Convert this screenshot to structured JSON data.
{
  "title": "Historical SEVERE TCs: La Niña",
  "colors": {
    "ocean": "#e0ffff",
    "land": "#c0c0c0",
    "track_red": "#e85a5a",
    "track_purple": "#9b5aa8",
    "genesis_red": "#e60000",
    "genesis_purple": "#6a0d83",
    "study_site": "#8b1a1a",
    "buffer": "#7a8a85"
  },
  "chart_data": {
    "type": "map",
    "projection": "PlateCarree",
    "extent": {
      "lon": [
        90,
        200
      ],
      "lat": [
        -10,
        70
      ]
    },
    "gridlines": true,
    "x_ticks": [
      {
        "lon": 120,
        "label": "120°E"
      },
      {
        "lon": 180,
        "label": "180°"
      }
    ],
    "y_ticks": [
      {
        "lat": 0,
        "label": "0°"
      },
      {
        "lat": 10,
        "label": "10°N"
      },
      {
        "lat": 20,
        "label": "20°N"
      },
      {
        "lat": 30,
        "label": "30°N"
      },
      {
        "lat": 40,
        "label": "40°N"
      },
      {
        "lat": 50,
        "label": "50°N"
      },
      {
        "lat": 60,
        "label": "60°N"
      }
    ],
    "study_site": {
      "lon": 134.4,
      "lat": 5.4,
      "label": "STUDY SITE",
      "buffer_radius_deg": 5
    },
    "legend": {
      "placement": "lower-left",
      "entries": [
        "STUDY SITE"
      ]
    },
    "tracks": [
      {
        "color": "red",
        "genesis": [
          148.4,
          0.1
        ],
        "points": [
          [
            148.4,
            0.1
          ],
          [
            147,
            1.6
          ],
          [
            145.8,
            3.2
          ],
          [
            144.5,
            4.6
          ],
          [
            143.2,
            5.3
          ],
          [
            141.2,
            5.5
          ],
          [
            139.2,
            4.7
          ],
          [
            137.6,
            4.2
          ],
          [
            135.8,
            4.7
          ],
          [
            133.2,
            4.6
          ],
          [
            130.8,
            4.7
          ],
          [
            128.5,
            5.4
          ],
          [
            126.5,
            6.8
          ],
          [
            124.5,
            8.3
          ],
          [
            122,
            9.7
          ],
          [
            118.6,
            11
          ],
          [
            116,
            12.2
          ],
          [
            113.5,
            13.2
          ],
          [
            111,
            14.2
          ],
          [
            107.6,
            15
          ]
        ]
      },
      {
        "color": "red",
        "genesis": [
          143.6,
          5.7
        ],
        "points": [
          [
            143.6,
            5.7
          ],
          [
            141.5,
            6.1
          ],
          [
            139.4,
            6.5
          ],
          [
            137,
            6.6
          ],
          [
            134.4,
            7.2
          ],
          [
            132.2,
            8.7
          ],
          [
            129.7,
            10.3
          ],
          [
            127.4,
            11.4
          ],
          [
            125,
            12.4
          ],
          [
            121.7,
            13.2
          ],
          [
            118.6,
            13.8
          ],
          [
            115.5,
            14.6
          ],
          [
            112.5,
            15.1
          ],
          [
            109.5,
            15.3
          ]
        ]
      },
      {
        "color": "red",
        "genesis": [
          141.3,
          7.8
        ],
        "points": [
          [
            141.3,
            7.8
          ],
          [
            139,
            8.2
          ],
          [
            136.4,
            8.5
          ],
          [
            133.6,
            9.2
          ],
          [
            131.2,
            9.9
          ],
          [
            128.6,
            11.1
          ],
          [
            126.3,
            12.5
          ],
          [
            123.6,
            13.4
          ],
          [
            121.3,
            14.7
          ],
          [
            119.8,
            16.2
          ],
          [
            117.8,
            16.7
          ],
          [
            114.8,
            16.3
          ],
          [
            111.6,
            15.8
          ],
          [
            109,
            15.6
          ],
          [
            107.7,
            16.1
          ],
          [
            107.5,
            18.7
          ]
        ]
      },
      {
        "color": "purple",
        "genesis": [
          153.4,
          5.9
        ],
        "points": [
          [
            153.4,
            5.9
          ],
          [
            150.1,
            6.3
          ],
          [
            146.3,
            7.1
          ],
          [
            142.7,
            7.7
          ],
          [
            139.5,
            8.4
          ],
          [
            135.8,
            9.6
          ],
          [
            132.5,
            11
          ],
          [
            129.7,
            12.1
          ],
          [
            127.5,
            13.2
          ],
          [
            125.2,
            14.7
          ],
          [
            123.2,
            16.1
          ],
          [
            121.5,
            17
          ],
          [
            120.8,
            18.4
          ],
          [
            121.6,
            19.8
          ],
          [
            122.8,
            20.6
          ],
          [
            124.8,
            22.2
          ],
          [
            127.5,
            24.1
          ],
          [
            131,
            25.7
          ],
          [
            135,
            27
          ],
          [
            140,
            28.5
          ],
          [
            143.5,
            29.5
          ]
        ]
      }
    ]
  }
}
------------
An unaltered copy of the listing above must form the answer.

SOLUTION BELOW:
Convert this screenshot to structured JSON data.
{
  "title": "Historical SEVERE TCs: La Niña",
  "colors": {
    "ocean": "#e0ffff",
    "land": "#c0c0c0",
    "track_red": "#e85a5a",
    "track_purple": "#9b5aa8",
    "genesis_red": "#e60000",
    "genesis_purple": "#6a0d83",
    "study_site": "#8b1a1a",
    "buffer": "#7a8a85"
  },
  "chart_data": {
    "type": "map",
    "projection": "PlateCarree",
    "extent": {
      "lon": [
        90,
        200
      ],
      "lat": [
        -10,
        70
      ]
    },
    "gridlines": true,
    "x_ticks": [
      {
        "lon": 120,
        "label": "120°E"
      },
      {
        "lon": 180,
        "label": "180°"
      }
    ],
    "y_ticks": [
      {
        "lat": 0,
        "label": "0°"
      },
      {
        "lat": 10,
        "label": "10°N"
      },
      {
        "lat": 20,
        "label": "20°N"
      },
      {
        "lat": 30,
        "label": "30°N"
      },
      {
        "lat": 40,
        "label": "40°N"
      },
      {
        "lat": 50,
        "label": "50°N"
      },
      {
        "lat": 60,
        "label": "60°N"
      }
    ],
    "study_site": {
      "lon": 134.4,
      "lat": 5.4,
      "label": "STUDY SITE",
      "buffer_radius_deg": 5
    },
    "legend": {
      "placement": "lower-left",
      "entries": [
        "STUDY SITE"
      ]
    },
    "tracks": [
      {
        "color": "red",
        "genesis": [
          148.4,
          0.1
        ],
        "points": [
          [
            148.4,
            0.1
          ],
          [
            147,
            1.6
          ],
          [
            145.8,
            3.2
          ],
          [
            144.5,
            4.6
          ],
          [
            143.2,
            5.3
          ],
          [
            141.2,
            5.5
          ],
          [
            139.2,
            4.7
          ],
          [
            137.6,
            4.2
          ],
          [
            135.8,
            4.7
          ],
          [
            133.2,
            4.6
          ],
          [
            130.8,
            4.7
          ],
          [
            128.5,
            5.4
          ],
          [
            126.5,
            6.8
          ],
          [
            124.5,
            8.3
          ],
          [
            122,
            9.7
          ],
          [
            118.6,
            11
          ],
          [
            116,
            12.2
          ],
          [
            113.5,
            13.2
          ],
          [
            111,
            14.2
          ],
          [
            107.6,
            15
          ]
        ]
      },
      {
        "color": "red",
        "genesis": [
          143.6,
          5.7
        ],
        "points": [
          [
            143.6,
            5.7
          ],
          [
            141.5,
            6.1
          ],
          [
            139.4,
            6.5
          ],
          [
            137,
            6.6
          ],
          [
            134.4,
            7.2
          ],
          [
            132.2,
            8.7
          ],
          [
            129.7,
            10.3
          ],
          [
            127.4,
            11.4
          ],
          [
            125,
            12.4
          ],
          [
            121.7,
            13.2
          ],
          [
            118.6,
            13.8
          ],
          [
            115.5,
            14.6
          ],
          [
            112.5,
            15.1
          ],
          [
            109.5,
            15.3
          ]
        ]
      },
      {
        "color": "red",
        "genesis": [
          141.3,
          7.8
        ],
        "points": [
          [
            141.3,
            7.8
          ],
          [
            139,
            8.2
          ],
          [
            136.4,
            8.5
          ],
          [
            133.6,
            9.2
          ],
          [
            131.2,
            9.9
          ],
          [
            128.6,
            11.1
          ],
          [
            126.3,
            12.5
          ],
          [
            123.6,
            13.4
          ],
          [
            121.3,
            14.7
          ],
          [
            119.8,
            16.2
          ],
          [
            117.8,
            16.7
          ],
          [
            114.8,
            16.3
          ],
          [
            111.6,
            15.8
          ],
          [
            109,
            15.6
          ],
          [
            107.7,
            16.1
          ],
          [
            107.5,
            18.7
          ]
        ]
      },
      {
        "color": "purple",
        "genesis": [
          153.4,
          5.9
        ],
        "points": [
          [
            153.4,
            5.9
          ],
          [
            150.1,
            6.3
          ],
          [
            146.3,
            7.1
          ],
          [
            142.7,
            7.7
          ],
          [
            139.5,
            8.4
          ],
          [
            135.8,
            9.6
          ],
          [
            132.5,
            11
          ],
          [
            129.7,
            12.1
          ],
          [
            127.5,
            13.2
          ],
          [
            125.2,
            14.7
          ],
          [
            123.2,
            16.1
          ],
          [
            121.5,
            17
          ],
          [
            120.8,
            18.4
          ],
          [
            121.6,
            19.8
          ],
          [
            122.8,
            20.6
          ],
          [
            124.8,
            22.2
          ],
          [
            127.5,
            24.1
          ],
          [
            131,
            25.7
          ],
          [
            135,
            27
          ],
          [
            140,
            28.5
          ],
          [
            143.5,
            29.5
          ]
        ]
      }
    ]
  }
}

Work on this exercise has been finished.